- INSTRUCTION
Locate every line in the records below that contains the word "Habitant", and copy each one.

- SUPPLIED RECORDS
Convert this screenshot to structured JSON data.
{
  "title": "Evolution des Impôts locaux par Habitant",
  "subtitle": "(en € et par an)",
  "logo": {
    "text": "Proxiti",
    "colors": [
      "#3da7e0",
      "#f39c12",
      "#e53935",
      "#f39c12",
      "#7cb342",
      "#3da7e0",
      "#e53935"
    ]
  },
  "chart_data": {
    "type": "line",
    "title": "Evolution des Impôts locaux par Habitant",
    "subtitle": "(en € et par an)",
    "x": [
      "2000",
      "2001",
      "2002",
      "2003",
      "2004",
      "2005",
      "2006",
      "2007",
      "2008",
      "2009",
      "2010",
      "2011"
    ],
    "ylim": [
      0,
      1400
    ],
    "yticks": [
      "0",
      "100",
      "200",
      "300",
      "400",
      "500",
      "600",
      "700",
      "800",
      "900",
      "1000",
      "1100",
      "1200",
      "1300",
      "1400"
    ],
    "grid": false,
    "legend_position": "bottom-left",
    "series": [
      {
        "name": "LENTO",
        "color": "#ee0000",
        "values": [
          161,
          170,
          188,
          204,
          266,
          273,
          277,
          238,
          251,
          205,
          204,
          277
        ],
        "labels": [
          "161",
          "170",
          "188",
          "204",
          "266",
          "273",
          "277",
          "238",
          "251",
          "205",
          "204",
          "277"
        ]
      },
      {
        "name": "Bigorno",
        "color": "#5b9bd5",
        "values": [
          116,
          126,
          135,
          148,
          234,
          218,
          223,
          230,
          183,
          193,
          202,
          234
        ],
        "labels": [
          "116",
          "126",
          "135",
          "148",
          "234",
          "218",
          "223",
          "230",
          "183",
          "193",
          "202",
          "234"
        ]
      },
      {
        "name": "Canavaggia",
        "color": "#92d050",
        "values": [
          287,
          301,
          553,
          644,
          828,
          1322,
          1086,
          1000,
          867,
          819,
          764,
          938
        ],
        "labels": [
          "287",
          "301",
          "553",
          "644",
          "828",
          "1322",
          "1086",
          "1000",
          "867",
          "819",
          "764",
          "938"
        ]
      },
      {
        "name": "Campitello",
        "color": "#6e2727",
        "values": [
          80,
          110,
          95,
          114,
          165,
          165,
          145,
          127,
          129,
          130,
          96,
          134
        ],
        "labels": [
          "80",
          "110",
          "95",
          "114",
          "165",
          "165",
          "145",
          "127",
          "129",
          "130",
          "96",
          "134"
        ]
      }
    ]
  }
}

- TASK ANSWER
  "title": "Evolution des Impôts locaux par Habitant",
    "title": "Evolution des Impôts locaux par Habitant",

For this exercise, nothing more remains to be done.